REQUIREMENT: Counting only lines that hold "substrate", give the total and nothing more.

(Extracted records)
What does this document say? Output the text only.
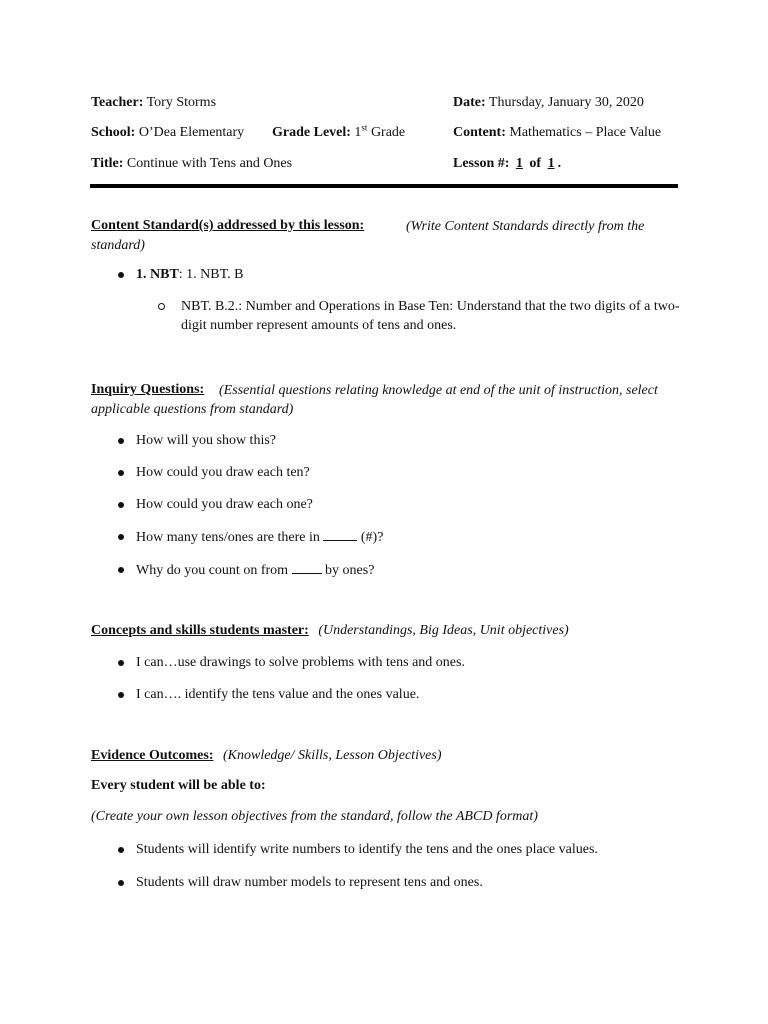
Teacher: Tory Storms	Date: Thursday, January 30, 2020
School: O’Dea Elementary Grade Level: 1st Grade	Content: Mathematics – Place Value
Title: Continue with Tens and Ones	Lesson #: 1 of 1 .
Content Standard(s) addressed by this lesson:	(Write Content Standards directly from the standard)
1. NBT: 1. NBT. B
NBT. B.2.: Number and Operations in Base Ten: Understand that the two digits of a two-digit number represent amounts of tens and ones.
Inquiry Questions:	(Essential questions relating knowledge at end of the unit of instruction, select applicable questions from standard)
How will you show this?
How could you draw each ten?
How could you draw each one?
How many tens/ones are there in	(#)?
Why do you count on from	by ones?
Concepts and skills students master: (Understandings, Big Ideas, Unit objectives)
I can…use drawings to solve problems with tens and ones.
I can…. identify the tens value and the ones value.
Evidence Outcomes: (Knowledge/ Skills, Lesson Objectives)
Every student will be able to:
(Create your own lesson objectives from the standard, follow the ABCD format)
Students will identify write numbers to identify the tens and the ones place values.
Students will draw number models to represent tens and ones.
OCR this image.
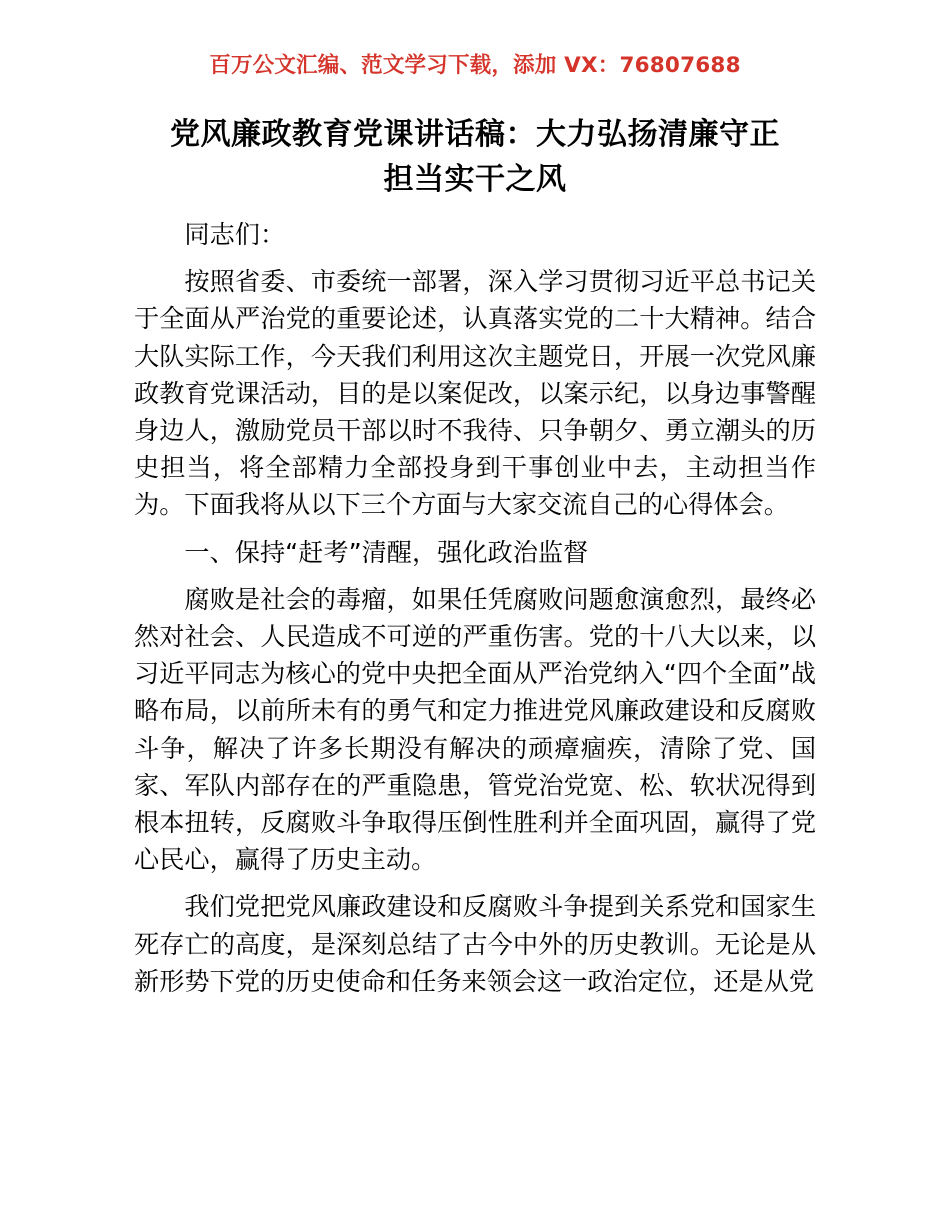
百万公文汇编、范文学习下载，添加 VX：76807688
党风廉政教育党课讲话稿：大力弘扬清廉守正
担当实干之风

同志们：

按照省委、市委统一部署，深入学习贯彻习近平总书记关于全面从严治党的重要论述，认真落实党的二十大精神。结合大队实际工作，今天我们利用这次主题党日，开展一次党风廉政教育党课活动，目的是以案促改，以案示纪，以身边事警醒身边人，激励党员干部以时不我待、只争朝夕、勇立潮头的历史担当，将全部精力全部投身到干事创业中去，主动担当作为。下面我将从以下三个方面与大家交流自己的心得体会。

一、保持“赶考”清醒，强化政治监督

腐败是社会的毒瘤，如果任凭腐败问题愈演愈烈，最终必然对社会、人民造成不可逆的严重伤害。党的十八大以来，以习近平同志为核心的党中央把全面从严治党纳入“四个全面”战略布局，以前所未有的勇气和定力推进党风廉政建设和反腐败斗争，解决了许多长期没有解决的顽瘴痼疾，清除了党、国家、军队内部存在的严重隐患，管党治党宽、松、软状况得到根本扭转，反腐败斗争取得压倒性胜利并全面巩固，赢得了党心民心，赢得了历史主动。

我们党把党风廉政建设和反腐败斗争提到关系党和国家生死存亡的高度，是深刻总结了古今中外的历史教训。无论是从新形势下党的历史使命和任务来领会这一政治定位，还是从党
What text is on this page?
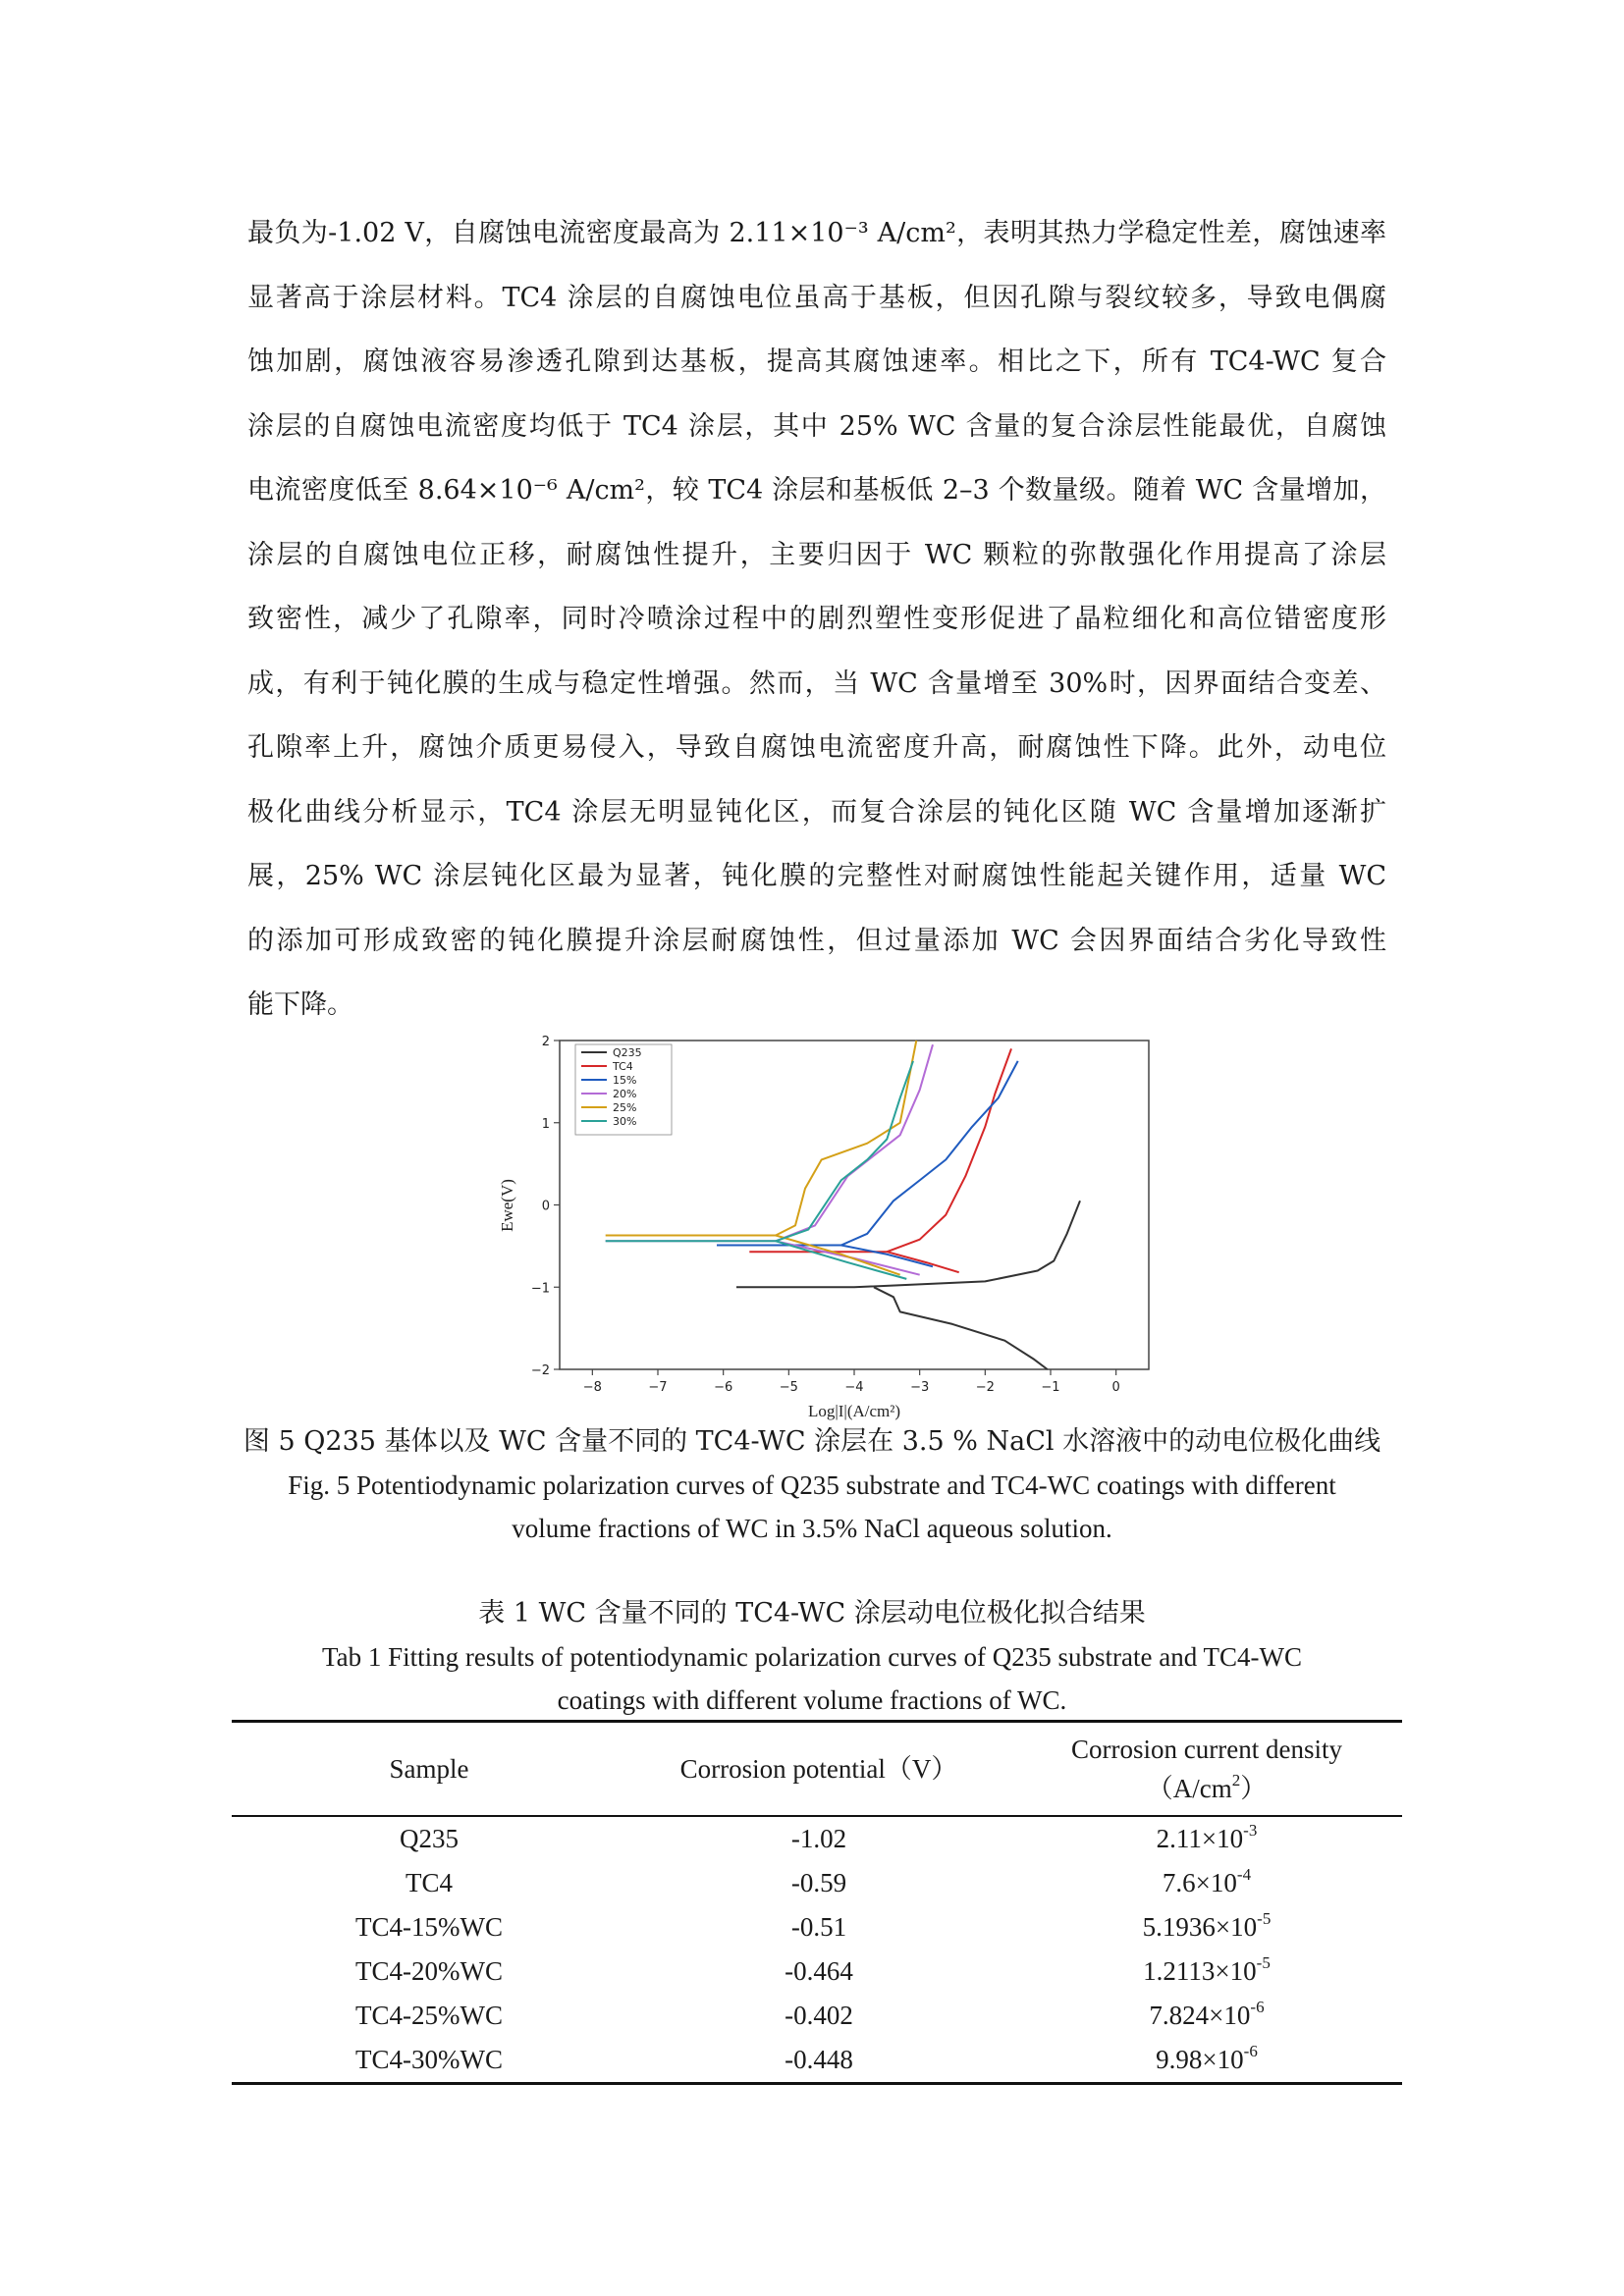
最负为-1.02 V，自腐蚀电流密度最高为 2.11×10⁻³ A/cm²，表明其热力学稳定性差，腐蚀速率
显著高于涂层材料。TC4 涂层的自腐蚀电位虽高于基板，但因孔隙与裂纹较多，导致电偶腐
蚀加剧，腐蚀液容易渗透孔隙到达基板，提高其腐蚀速率。相比之下，所有 TC4-WC 复合
涂层的自腐蚀电流密度均低于 TC4 涂层，其中 25% WC 含量的复合涂层性能最优，自腐蚀
电流密度低至 8.64×10⁻⁶ A/cm²，较 TC4 涂层和基板低 2–3 个数量级。随着 WC 含量增加，
涂层的自腐蚀电位正移，耐腐蚀性提升，主要归因于 WC 颗粒的弥散强化作用提高了涂层
致密性，减少了孔隙率，同时冷喷涂过程中的剧烈塑性变形促进了晶粒细化和高位错密度形
成，有利于钝化膜的生成与稳定性增强。然而，当 WC 含量增至 30%时，因界面结合变差、
孔隙率上升，腐蚀介质更易侵入，导致自腐蚀电流密度升高，耐腐蚀性下降。此外，动电位
极化曲线分析显示，TC4 涂层无明显钝化区，而复合涂层的钝化区随 WC 含量增加逐渐扩
展，25% WC 涂层钝化区最为显著，钝化膜的完整性对耐腐蚀性能起关键作用，适量 WC
的添加可形成致密的钝化膜提升涂层耐腐蚀性，但过量添加 WC 会因界面结合劣化导致性
能下降。
−8	−7	−6	−5	−4	−3	−2	−1	0
−2
−1
0
1
2
Q235
TC4
15%
20%
25%
30%
Log|I|(A/cm²)
Ewe(V)

图 5 Q235 基体以及 WC 含量不同的 TC4-WC 涂层在 3.5 % NaCl 水溶液中的动电位极化曲线

Fig. 5 Potentiodynamic polarization curves of Q235 substrate and TC4-WC coatings with different

volume fractions of WC in 3.5% NaCl aqueous solution.

表 1 WC 含量不同的 TC4-WC 涂层动电位极化拟合结果

Tab 1 Fitting results of potentiodynamic polarization curves of Q235 substrate and TC4-WC

coatings with different volume fractions of WC.

Sample	Corrosion potential（V）	Corrosion current density
$(A/cm^2)$
Q235	-1.02	$2.11\times 10^{-3}$
TC4	-0.59	$7.6\times 10^{-4}$
TC4-15%WC	-0.51	$5.1936\times 10^{-5}$
TC4-20%WC	-0.464	$1.2113\times 10^{-5}$
TC4-25%WC	-0.402	$7.824\times 10^{-6}$
TC4-30%WC	-0.448	$9.98\times 10^{-6}$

FULL OUTPUT: 2